CHALLENGE: Count the lines below that contain the word "клуб", and give only that number.

*****

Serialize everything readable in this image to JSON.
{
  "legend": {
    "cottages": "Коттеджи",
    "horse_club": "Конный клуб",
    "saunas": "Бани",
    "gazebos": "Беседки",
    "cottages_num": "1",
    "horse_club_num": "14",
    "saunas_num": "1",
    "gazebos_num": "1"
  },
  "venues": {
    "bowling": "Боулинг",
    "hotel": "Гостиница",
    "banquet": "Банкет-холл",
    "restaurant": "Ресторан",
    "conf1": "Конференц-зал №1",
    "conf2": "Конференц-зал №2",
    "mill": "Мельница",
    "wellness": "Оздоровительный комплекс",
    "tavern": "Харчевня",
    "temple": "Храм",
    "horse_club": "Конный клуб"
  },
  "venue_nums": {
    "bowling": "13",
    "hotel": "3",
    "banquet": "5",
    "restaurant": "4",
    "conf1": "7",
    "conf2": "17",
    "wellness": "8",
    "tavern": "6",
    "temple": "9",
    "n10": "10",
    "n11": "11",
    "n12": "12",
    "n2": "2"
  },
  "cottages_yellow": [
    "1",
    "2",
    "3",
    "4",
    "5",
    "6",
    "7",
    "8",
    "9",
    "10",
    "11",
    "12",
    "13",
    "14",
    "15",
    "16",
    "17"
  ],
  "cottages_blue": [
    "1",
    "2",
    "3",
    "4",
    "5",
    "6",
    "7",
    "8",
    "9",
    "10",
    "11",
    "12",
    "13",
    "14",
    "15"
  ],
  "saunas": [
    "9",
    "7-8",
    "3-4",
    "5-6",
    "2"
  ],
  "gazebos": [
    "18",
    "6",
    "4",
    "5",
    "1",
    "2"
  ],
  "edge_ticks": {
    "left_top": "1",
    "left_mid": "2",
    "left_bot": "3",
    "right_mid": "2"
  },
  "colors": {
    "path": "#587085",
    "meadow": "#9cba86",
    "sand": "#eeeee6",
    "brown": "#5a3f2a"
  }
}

*****

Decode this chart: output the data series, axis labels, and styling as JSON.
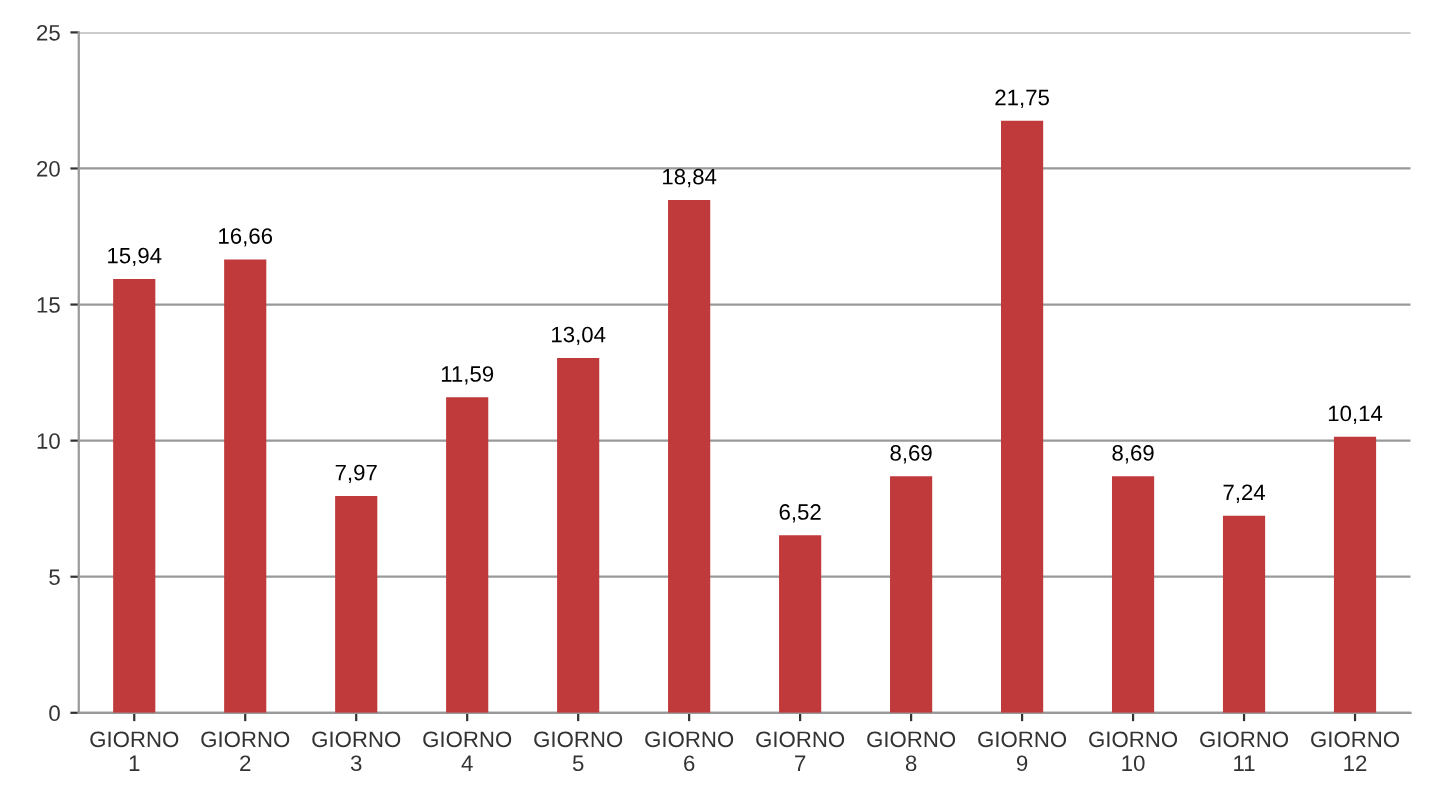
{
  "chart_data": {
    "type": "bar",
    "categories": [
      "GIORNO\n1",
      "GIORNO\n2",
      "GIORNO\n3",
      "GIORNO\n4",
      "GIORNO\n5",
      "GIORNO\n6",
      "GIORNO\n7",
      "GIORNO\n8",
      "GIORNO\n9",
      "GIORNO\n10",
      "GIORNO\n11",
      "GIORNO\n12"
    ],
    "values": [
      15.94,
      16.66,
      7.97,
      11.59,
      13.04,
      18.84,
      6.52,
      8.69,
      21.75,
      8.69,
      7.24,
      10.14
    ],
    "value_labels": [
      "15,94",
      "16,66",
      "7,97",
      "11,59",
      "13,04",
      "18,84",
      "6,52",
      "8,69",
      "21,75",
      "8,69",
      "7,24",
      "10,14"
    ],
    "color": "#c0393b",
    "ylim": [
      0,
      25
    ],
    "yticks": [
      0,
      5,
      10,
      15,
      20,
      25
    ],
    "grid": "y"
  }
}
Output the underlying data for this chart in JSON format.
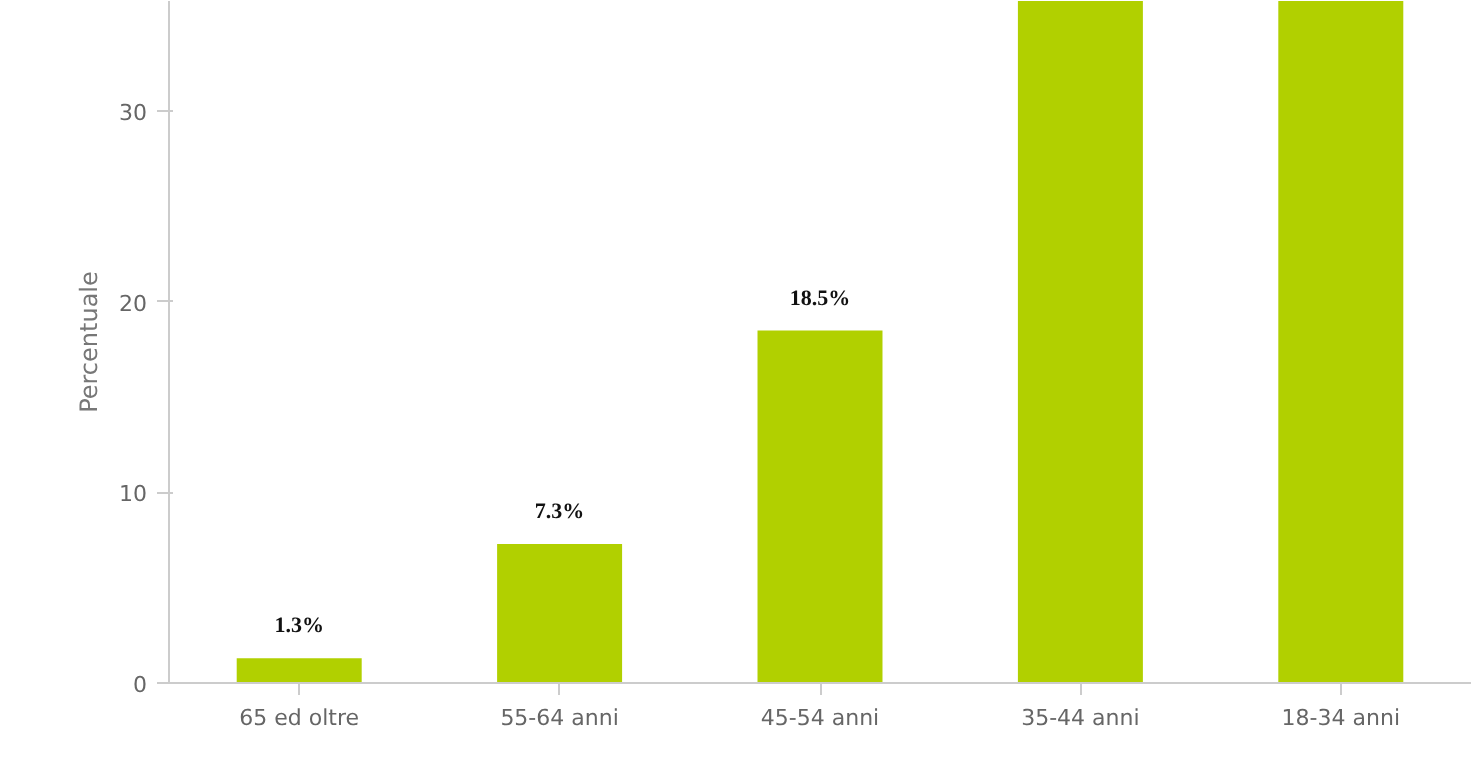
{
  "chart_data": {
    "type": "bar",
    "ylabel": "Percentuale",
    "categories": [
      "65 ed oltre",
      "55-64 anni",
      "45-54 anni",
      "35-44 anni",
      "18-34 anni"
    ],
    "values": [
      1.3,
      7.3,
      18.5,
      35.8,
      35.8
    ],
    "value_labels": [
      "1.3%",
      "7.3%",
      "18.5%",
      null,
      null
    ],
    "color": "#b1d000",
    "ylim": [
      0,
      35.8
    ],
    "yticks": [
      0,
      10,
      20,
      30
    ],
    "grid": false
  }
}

*****

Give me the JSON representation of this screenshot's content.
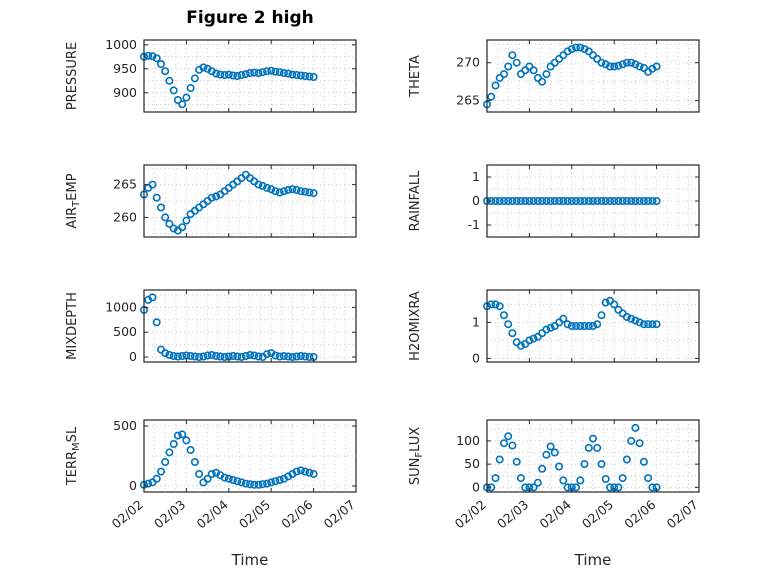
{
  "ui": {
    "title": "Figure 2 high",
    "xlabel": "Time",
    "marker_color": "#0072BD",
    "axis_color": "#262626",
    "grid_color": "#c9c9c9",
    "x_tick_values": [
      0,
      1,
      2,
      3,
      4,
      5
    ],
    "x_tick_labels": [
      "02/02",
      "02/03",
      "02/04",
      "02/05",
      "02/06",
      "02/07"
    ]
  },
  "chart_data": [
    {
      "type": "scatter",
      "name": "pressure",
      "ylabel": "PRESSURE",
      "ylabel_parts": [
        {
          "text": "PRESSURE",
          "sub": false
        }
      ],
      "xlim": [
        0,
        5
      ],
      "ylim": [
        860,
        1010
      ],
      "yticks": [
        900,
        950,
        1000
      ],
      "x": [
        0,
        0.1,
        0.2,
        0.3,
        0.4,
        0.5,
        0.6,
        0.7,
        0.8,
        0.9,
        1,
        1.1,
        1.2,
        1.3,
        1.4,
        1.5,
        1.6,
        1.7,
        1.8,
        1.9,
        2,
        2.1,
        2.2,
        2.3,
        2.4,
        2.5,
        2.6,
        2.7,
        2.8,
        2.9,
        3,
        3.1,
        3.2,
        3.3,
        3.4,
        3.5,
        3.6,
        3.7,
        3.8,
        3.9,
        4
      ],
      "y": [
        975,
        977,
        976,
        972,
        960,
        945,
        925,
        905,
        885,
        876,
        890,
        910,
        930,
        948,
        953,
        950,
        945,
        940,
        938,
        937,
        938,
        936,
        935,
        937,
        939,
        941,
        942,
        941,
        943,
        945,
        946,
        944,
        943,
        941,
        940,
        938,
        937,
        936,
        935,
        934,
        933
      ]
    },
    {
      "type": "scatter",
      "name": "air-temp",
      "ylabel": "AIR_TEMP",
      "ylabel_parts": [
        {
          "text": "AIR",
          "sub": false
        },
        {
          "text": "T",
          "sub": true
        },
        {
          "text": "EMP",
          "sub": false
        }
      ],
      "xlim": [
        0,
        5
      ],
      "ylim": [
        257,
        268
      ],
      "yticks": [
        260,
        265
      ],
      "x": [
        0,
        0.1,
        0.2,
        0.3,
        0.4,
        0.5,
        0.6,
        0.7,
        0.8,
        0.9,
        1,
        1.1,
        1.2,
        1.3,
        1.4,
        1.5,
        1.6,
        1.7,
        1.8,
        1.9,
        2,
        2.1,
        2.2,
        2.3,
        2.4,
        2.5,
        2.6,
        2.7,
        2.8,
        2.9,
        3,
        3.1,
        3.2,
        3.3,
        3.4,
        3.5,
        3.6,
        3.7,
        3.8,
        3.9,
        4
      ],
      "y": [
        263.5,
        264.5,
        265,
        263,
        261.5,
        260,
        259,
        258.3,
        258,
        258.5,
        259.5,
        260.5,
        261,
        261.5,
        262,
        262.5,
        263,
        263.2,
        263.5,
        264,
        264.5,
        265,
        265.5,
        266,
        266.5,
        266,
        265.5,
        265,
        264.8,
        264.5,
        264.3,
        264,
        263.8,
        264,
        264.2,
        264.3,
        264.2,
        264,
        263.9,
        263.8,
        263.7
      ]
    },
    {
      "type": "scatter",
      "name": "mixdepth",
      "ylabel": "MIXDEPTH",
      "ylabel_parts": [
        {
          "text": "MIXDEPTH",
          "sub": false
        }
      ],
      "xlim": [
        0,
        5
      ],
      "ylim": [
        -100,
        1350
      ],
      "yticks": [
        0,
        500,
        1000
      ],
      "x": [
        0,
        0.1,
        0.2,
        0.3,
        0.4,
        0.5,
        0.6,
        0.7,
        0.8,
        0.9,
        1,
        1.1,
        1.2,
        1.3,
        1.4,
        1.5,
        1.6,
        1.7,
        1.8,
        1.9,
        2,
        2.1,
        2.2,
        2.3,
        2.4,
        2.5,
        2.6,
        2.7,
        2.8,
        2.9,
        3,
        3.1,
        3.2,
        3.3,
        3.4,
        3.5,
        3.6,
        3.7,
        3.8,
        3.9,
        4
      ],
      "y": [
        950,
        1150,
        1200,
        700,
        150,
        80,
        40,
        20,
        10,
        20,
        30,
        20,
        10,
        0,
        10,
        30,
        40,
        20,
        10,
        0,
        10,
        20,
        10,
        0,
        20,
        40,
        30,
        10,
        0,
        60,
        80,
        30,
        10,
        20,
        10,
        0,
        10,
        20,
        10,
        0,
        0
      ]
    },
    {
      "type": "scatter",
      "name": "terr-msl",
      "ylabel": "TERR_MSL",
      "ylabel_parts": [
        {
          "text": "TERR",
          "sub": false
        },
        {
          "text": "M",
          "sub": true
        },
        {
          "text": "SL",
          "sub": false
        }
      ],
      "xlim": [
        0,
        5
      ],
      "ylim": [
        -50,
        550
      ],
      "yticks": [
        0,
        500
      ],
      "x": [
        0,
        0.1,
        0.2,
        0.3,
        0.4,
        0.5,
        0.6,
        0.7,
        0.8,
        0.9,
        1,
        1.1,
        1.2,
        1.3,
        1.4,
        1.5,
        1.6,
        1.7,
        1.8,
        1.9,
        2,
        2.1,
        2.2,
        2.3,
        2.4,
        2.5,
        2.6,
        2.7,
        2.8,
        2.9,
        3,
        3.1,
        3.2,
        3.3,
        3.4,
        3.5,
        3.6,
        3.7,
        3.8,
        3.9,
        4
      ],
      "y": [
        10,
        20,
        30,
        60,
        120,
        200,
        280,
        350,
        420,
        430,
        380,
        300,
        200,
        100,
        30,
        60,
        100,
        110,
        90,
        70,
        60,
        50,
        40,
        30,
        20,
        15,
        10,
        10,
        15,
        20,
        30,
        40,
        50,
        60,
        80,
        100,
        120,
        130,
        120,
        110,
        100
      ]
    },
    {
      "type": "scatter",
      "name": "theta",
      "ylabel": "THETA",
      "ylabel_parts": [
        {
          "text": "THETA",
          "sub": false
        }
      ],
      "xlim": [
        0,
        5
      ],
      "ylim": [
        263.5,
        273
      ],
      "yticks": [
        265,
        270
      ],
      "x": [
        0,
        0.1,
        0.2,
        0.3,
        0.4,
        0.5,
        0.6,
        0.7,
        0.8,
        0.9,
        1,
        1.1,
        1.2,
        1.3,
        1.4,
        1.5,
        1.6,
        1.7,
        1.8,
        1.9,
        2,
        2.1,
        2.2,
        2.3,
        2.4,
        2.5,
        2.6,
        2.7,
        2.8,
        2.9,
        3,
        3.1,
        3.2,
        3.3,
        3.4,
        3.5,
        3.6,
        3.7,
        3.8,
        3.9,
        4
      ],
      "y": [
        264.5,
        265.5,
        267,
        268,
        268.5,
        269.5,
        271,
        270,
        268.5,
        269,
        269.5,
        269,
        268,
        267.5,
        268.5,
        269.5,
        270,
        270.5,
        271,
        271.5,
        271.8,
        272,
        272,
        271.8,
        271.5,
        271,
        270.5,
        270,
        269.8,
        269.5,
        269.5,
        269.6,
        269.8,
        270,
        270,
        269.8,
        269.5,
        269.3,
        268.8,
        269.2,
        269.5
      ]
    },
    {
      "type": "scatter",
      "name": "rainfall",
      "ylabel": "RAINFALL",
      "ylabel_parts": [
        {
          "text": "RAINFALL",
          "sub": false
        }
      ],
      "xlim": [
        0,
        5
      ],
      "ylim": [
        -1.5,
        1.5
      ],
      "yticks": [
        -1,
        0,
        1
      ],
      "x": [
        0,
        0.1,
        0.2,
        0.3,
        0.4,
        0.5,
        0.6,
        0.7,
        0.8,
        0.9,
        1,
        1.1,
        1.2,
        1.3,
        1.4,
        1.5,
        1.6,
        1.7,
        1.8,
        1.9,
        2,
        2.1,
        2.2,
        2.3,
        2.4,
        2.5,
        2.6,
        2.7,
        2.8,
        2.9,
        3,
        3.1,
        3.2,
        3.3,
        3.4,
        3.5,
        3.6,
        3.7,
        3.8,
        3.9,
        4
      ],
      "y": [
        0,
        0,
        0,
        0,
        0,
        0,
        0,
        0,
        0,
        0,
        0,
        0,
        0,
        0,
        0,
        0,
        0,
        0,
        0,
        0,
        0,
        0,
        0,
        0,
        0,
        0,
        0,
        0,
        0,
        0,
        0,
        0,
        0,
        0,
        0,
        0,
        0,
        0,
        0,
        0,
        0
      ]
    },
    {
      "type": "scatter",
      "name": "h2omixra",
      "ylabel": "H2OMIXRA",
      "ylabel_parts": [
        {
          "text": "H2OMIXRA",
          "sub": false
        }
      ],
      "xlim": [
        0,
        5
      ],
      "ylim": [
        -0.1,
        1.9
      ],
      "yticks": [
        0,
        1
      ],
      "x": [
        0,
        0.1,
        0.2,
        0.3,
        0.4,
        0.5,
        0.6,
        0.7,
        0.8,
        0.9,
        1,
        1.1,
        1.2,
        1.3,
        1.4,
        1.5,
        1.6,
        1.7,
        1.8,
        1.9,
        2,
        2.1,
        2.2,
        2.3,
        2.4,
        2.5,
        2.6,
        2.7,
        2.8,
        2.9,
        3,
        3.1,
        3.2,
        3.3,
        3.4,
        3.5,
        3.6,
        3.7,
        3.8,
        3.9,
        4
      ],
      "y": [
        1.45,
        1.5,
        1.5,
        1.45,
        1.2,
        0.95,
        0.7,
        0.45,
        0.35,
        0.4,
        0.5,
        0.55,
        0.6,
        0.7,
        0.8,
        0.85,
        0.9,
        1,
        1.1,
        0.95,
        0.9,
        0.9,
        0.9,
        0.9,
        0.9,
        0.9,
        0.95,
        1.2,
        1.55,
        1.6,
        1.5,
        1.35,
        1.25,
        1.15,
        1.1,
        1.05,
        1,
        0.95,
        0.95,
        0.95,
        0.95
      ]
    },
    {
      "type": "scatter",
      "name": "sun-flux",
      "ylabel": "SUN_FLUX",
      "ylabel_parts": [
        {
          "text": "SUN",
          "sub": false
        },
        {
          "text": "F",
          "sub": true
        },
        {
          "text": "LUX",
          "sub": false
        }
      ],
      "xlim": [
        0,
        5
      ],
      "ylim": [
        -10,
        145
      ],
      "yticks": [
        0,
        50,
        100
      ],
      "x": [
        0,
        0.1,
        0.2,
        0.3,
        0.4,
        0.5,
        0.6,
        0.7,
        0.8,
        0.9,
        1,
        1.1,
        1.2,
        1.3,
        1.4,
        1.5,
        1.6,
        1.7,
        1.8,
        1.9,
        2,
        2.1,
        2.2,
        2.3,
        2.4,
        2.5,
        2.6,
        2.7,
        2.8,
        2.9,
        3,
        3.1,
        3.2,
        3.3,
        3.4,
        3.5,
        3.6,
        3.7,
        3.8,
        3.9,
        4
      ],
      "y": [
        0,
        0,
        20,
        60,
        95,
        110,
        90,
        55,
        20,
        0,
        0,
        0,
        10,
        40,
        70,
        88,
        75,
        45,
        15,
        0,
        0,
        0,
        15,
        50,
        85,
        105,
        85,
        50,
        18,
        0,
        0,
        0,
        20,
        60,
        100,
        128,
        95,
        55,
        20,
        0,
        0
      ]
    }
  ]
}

*****

ANSWER BELOW: 2